• Task material
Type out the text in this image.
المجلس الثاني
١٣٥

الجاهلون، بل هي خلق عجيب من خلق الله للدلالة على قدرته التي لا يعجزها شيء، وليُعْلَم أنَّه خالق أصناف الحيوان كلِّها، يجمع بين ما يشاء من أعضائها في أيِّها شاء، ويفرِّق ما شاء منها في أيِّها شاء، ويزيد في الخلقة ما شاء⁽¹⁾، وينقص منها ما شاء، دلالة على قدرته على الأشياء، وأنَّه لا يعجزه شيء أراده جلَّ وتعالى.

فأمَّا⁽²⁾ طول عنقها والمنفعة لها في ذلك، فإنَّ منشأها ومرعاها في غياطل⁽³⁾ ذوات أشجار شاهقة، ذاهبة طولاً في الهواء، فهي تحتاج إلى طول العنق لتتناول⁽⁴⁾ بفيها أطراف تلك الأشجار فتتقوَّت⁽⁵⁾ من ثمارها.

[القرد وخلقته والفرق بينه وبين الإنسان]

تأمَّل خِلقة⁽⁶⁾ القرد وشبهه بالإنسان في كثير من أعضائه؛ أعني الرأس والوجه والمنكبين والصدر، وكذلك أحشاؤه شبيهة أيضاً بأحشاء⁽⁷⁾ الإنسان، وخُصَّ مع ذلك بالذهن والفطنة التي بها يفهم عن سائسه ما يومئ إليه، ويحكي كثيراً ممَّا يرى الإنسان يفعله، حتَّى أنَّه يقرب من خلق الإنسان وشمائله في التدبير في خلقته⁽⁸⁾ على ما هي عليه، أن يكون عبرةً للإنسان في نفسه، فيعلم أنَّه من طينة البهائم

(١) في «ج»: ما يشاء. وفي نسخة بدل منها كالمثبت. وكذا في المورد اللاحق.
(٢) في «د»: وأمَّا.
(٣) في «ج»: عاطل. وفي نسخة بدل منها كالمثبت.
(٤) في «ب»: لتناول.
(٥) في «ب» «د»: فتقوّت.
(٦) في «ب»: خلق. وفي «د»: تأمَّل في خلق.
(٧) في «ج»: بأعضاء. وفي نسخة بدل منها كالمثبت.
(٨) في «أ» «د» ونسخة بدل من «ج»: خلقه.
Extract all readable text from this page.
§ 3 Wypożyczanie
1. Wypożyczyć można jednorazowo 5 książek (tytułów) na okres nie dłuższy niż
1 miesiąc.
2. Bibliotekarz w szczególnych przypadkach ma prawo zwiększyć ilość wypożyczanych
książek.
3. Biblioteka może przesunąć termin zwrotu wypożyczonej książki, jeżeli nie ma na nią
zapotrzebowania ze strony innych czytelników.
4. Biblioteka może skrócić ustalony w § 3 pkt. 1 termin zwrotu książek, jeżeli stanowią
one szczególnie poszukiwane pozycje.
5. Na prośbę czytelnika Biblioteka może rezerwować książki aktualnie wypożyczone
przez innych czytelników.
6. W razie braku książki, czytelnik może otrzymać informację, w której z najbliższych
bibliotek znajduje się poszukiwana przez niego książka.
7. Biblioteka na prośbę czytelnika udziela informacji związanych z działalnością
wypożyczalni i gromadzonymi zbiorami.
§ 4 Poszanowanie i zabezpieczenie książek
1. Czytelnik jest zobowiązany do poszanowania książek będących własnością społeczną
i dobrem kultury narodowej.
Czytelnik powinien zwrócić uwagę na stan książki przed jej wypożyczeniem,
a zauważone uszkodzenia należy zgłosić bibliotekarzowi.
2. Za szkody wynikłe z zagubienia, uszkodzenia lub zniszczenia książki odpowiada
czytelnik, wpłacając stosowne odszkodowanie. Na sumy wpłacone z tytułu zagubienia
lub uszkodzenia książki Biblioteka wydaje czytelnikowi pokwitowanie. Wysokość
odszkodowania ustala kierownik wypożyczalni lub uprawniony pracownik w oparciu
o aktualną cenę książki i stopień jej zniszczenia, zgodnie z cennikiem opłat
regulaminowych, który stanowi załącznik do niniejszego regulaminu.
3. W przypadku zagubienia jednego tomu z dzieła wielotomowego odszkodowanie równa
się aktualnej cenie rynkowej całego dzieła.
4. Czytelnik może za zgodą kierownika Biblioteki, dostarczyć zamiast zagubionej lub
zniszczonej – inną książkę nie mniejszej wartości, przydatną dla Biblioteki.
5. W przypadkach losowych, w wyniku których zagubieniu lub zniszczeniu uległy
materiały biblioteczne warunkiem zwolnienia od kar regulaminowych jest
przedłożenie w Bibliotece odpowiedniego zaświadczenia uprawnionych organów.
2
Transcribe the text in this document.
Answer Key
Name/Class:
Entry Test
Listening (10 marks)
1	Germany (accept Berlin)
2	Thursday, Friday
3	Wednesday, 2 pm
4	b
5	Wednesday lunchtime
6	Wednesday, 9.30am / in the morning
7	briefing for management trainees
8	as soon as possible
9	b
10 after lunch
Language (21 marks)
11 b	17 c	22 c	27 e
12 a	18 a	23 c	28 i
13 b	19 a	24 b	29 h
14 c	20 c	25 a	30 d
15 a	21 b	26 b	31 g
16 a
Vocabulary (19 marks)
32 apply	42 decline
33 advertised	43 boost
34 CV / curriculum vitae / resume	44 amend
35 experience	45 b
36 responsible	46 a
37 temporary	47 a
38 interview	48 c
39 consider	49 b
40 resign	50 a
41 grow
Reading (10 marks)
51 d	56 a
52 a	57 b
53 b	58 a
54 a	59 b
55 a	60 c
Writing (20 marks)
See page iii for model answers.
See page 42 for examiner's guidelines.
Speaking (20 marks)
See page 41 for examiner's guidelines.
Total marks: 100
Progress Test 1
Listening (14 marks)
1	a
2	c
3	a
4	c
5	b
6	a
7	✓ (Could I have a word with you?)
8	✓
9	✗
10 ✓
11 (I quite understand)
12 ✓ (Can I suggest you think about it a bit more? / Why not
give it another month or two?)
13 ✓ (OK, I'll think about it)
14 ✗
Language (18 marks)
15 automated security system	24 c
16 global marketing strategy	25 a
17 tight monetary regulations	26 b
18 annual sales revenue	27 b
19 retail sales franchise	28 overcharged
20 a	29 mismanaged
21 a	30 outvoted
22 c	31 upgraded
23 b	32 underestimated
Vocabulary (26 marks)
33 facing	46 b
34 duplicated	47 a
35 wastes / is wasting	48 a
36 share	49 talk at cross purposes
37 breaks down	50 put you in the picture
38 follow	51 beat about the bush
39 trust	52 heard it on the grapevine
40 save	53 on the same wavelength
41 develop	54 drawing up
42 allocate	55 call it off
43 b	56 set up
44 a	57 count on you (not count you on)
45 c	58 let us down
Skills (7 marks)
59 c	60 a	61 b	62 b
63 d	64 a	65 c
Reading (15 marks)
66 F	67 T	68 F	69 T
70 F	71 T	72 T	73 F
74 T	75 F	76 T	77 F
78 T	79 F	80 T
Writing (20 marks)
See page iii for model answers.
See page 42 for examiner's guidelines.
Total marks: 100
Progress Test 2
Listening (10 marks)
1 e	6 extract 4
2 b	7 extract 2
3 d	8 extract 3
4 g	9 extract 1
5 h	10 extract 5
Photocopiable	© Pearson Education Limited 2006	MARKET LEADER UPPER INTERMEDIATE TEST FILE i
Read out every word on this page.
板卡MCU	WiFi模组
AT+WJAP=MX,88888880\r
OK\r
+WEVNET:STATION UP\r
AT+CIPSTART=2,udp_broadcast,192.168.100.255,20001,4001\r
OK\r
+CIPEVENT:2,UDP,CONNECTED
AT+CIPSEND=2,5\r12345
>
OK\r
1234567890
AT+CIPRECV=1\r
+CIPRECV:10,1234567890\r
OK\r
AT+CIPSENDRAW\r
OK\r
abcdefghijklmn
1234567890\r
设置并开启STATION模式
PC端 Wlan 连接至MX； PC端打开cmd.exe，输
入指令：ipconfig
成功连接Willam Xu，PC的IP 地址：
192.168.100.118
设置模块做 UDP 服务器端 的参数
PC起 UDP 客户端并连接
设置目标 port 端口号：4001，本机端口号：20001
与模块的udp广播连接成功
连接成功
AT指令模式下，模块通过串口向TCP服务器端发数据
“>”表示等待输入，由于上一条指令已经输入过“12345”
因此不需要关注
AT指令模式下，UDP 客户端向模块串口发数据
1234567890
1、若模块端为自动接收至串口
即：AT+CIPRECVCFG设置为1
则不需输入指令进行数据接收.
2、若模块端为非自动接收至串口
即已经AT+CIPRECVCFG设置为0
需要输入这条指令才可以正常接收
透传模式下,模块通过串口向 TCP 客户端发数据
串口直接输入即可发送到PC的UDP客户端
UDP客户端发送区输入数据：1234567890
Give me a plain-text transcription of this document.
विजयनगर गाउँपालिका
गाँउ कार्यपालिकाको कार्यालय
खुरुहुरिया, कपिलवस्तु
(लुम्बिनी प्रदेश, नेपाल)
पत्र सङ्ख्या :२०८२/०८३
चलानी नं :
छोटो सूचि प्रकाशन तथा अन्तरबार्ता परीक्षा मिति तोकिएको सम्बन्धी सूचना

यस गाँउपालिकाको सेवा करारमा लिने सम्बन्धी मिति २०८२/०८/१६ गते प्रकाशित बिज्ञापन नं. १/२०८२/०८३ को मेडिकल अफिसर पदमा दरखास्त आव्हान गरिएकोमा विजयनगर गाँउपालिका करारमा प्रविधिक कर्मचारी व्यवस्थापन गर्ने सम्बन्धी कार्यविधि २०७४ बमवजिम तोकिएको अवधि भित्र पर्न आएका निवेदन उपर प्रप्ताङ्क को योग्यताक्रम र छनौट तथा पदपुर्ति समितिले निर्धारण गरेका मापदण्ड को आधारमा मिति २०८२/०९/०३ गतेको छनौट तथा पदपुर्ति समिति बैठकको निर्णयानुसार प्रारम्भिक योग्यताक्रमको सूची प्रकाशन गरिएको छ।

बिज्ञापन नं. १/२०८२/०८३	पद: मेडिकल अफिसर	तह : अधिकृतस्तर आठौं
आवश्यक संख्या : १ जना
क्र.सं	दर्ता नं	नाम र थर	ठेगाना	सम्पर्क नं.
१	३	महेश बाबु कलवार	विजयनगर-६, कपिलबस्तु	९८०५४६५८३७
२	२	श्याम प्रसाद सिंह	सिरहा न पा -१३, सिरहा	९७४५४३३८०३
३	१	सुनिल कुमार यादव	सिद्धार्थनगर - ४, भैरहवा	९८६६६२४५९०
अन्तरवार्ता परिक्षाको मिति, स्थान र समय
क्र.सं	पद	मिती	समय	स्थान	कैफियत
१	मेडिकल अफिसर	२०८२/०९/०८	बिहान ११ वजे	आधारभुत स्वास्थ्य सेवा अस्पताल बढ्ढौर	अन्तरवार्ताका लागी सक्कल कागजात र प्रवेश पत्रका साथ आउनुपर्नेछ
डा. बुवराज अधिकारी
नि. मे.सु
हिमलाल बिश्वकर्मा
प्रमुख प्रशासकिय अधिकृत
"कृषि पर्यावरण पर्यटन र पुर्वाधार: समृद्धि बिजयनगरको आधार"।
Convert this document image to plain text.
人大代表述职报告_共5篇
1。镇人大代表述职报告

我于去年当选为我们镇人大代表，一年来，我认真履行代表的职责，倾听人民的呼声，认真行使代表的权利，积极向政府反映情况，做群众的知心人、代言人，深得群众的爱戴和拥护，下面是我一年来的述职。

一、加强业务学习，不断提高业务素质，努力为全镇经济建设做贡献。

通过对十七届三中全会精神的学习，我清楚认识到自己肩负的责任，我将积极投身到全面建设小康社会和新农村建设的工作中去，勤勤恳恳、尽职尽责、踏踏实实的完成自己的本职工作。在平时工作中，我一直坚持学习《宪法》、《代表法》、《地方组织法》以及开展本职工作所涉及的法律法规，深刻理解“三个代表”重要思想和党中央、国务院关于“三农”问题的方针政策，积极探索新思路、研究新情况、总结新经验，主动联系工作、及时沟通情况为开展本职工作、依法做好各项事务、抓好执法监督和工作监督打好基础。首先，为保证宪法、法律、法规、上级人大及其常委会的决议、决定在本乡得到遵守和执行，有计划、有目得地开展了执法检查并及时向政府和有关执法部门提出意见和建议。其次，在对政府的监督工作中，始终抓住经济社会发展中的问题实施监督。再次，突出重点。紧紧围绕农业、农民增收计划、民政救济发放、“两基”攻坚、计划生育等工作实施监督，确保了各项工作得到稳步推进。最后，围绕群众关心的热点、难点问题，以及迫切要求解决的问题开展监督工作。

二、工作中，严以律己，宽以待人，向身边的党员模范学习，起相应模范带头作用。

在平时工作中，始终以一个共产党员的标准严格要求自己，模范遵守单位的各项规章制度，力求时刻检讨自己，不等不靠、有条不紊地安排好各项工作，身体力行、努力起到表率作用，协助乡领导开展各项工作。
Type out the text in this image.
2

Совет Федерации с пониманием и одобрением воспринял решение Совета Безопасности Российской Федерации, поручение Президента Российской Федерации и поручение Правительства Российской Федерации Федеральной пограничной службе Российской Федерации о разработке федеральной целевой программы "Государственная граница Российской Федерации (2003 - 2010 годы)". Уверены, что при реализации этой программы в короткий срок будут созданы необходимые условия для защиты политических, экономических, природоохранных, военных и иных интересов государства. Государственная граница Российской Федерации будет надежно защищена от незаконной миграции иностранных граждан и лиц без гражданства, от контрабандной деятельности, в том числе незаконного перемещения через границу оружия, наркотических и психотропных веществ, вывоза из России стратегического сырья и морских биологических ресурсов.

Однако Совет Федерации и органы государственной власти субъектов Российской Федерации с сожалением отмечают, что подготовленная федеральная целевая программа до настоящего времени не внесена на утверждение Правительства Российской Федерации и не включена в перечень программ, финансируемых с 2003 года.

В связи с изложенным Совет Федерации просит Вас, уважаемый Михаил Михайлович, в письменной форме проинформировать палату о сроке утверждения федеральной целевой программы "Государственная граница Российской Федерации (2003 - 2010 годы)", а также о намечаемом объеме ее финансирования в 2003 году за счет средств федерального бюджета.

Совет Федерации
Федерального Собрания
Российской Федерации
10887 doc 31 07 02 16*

• The task
In the material above, find the lines that contain "كالمثبت" and show them.

• Task answer
(١) في «ج»: ما يشاء. وفي نسخة بدل منها كالمثبت. وكذا في المورد اللاحق.
(٣) في «ج»: عاطل. وفي نسخة بدل منها كالمثبت.
(٧) في «ج»: بأعضاء. وفي نسخة بدل منها كالمثبت.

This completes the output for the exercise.